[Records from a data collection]

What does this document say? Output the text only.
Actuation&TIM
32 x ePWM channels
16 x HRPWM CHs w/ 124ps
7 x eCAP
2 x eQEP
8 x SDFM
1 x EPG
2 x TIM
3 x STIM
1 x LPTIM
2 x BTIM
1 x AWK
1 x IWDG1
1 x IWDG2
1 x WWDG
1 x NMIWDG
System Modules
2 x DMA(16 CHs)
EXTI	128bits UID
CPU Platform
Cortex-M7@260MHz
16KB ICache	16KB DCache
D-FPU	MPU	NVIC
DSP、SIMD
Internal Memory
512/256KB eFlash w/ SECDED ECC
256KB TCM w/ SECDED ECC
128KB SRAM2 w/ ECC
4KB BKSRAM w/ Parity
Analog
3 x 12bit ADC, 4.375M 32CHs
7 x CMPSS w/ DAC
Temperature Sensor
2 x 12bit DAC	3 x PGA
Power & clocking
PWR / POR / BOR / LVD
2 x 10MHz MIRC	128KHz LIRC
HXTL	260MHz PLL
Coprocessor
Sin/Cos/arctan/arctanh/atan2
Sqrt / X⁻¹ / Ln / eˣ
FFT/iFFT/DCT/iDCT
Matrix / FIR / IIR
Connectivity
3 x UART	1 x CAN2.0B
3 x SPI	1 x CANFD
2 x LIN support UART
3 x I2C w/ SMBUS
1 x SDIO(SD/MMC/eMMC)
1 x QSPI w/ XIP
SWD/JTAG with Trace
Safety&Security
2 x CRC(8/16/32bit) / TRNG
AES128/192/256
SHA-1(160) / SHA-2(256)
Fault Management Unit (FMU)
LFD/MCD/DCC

---

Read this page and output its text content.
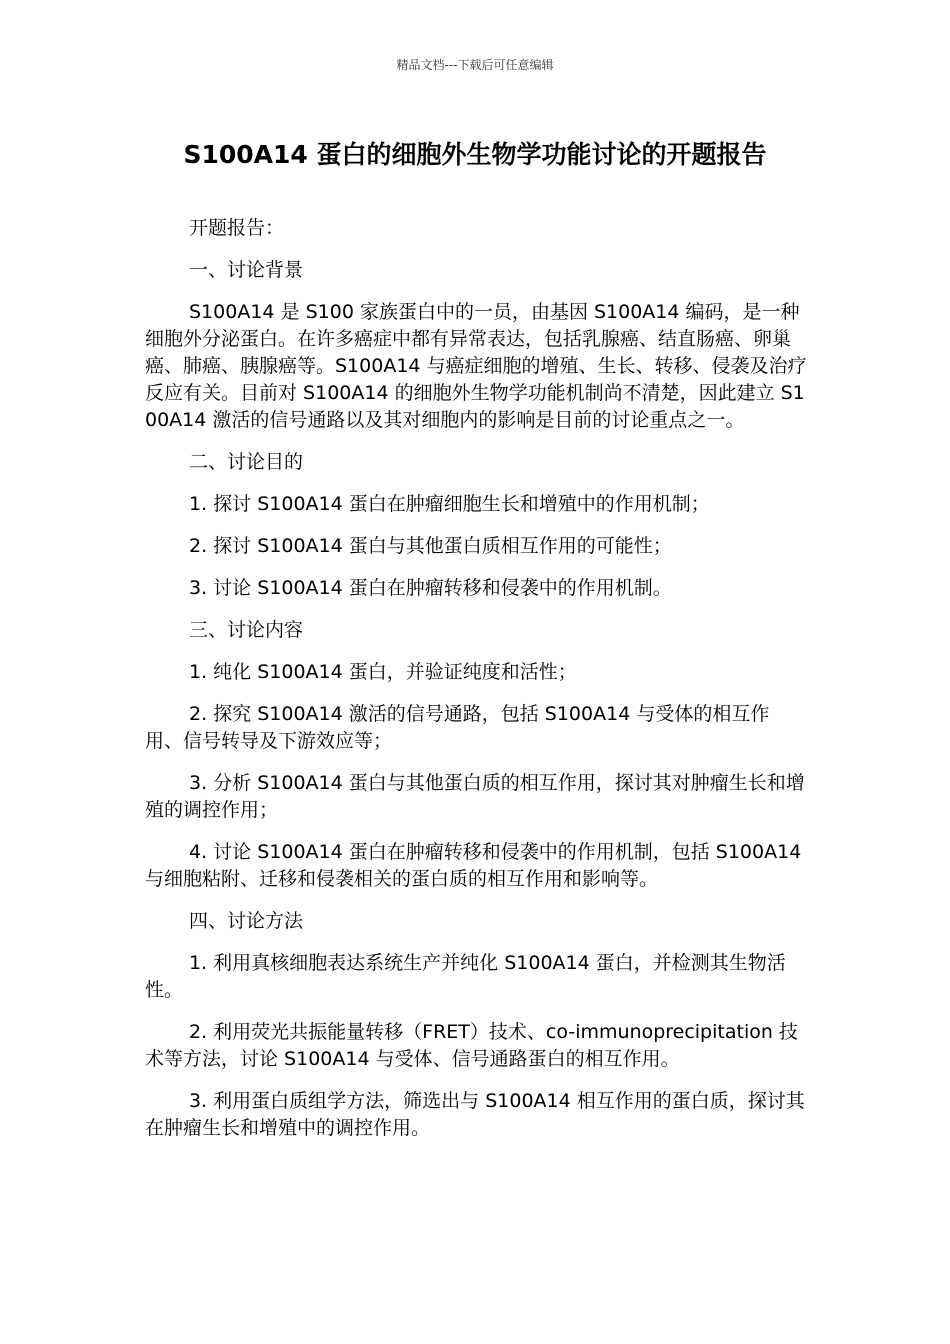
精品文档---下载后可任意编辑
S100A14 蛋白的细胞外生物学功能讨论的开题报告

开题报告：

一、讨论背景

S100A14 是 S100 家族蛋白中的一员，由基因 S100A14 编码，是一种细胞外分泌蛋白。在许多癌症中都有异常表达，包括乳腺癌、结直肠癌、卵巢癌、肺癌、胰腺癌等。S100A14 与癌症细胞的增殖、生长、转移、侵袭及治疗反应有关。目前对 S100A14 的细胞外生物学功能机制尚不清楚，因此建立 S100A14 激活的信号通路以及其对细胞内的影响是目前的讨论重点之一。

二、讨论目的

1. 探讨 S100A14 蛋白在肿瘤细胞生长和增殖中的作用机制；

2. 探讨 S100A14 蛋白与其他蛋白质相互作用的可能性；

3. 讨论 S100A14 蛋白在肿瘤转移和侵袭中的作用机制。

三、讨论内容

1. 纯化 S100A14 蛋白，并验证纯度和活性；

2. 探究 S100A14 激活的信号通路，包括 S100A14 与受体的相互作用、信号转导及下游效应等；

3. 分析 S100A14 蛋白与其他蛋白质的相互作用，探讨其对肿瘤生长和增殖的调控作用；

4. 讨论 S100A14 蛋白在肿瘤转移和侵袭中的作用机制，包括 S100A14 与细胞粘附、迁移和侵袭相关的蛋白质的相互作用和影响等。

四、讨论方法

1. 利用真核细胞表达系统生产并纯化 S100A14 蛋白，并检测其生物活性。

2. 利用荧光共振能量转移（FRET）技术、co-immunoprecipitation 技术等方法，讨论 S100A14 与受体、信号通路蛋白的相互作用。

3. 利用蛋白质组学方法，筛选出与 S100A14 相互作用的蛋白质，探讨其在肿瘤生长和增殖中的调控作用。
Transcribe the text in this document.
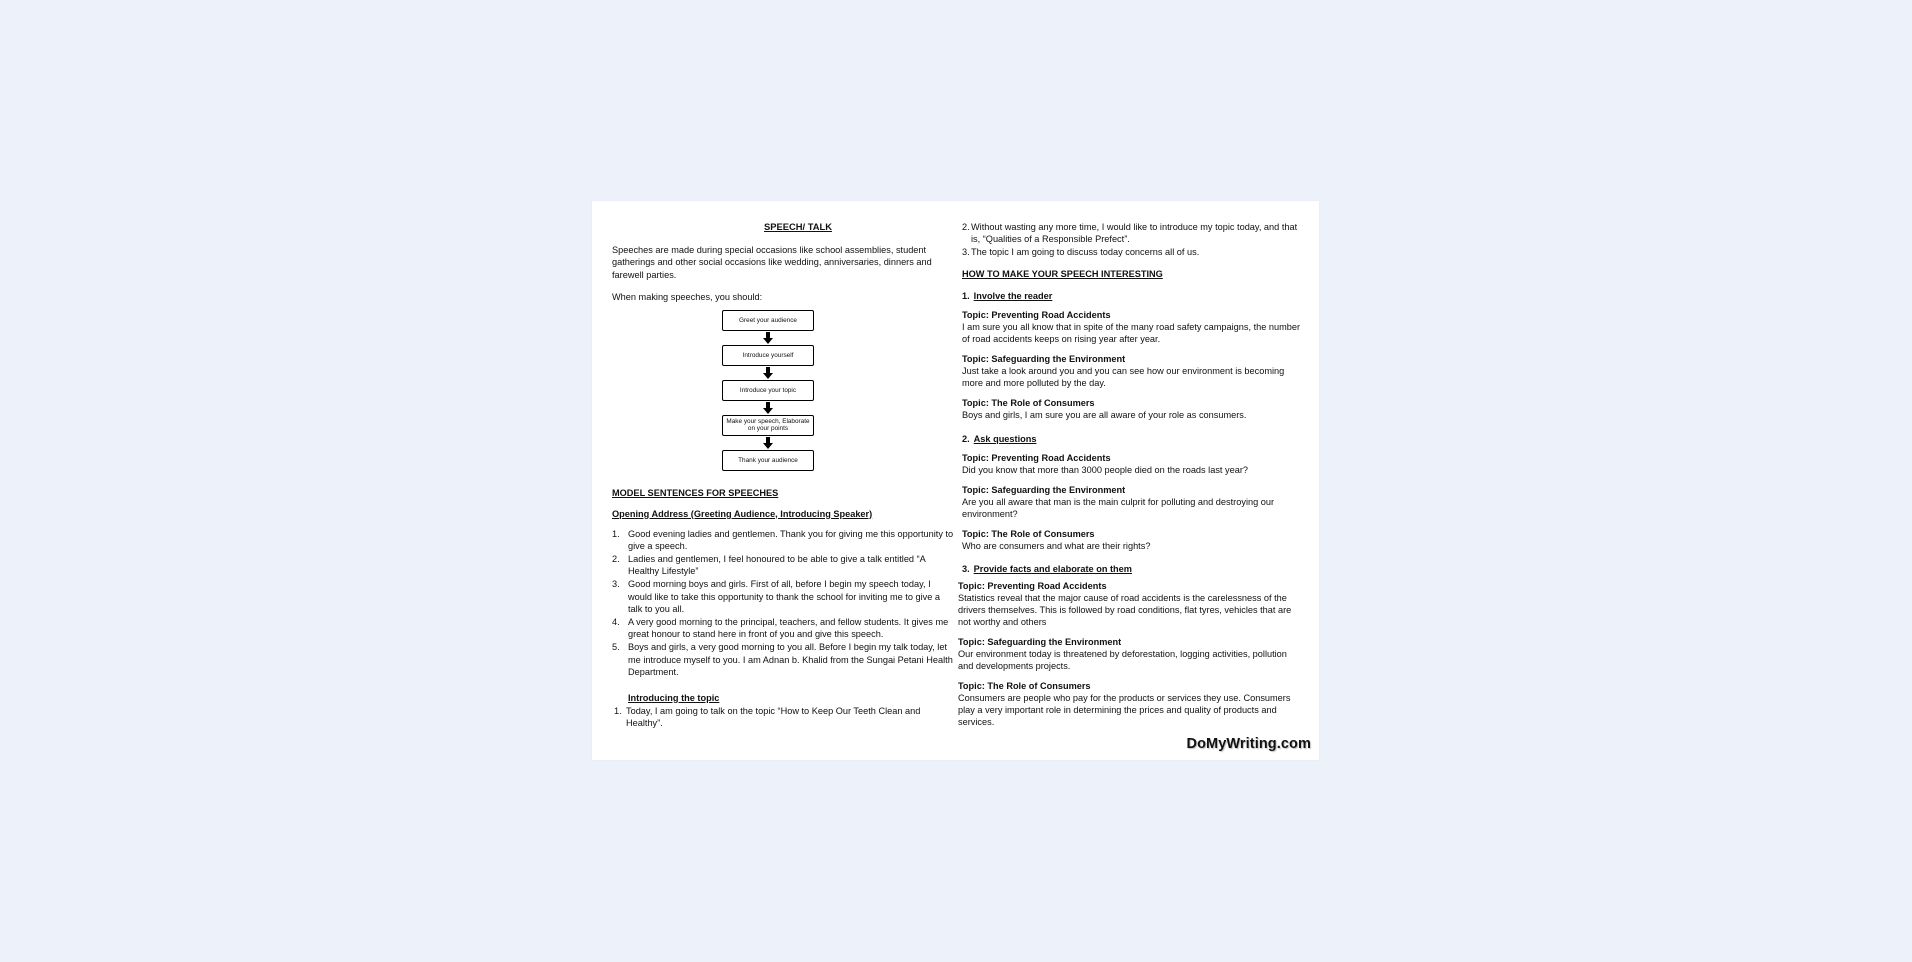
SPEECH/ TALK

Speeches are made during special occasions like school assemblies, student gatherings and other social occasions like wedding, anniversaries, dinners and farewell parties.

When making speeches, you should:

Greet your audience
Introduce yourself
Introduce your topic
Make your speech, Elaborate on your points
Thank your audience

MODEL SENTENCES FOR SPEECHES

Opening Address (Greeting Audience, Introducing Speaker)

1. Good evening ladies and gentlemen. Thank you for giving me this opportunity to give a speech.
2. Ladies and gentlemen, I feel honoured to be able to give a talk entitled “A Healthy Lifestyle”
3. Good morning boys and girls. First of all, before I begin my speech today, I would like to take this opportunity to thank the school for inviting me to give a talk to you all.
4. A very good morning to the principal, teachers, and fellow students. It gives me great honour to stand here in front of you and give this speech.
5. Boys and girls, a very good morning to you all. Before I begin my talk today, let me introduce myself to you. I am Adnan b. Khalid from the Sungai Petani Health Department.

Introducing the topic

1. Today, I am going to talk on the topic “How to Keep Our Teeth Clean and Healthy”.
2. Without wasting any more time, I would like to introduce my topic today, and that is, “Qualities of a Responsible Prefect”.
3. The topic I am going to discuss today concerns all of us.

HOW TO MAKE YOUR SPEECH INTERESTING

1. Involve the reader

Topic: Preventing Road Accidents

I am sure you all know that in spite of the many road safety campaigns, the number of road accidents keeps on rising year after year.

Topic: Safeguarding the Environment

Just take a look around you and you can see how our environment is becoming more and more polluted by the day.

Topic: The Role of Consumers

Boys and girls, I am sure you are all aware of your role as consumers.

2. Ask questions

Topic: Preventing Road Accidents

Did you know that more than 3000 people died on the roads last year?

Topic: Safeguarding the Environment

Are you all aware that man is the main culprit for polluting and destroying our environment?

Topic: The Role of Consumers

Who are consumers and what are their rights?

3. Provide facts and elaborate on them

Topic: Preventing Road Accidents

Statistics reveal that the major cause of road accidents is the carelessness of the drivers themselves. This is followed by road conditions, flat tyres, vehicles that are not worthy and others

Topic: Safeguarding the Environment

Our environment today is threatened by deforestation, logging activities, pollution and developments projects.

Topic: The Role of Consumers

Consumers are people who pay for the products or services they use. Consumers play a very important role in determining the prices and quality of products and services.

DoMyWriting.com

Aim of the exercise: Provide only the number of lines in the entries that hold the word "sure".

Exercise answer: 2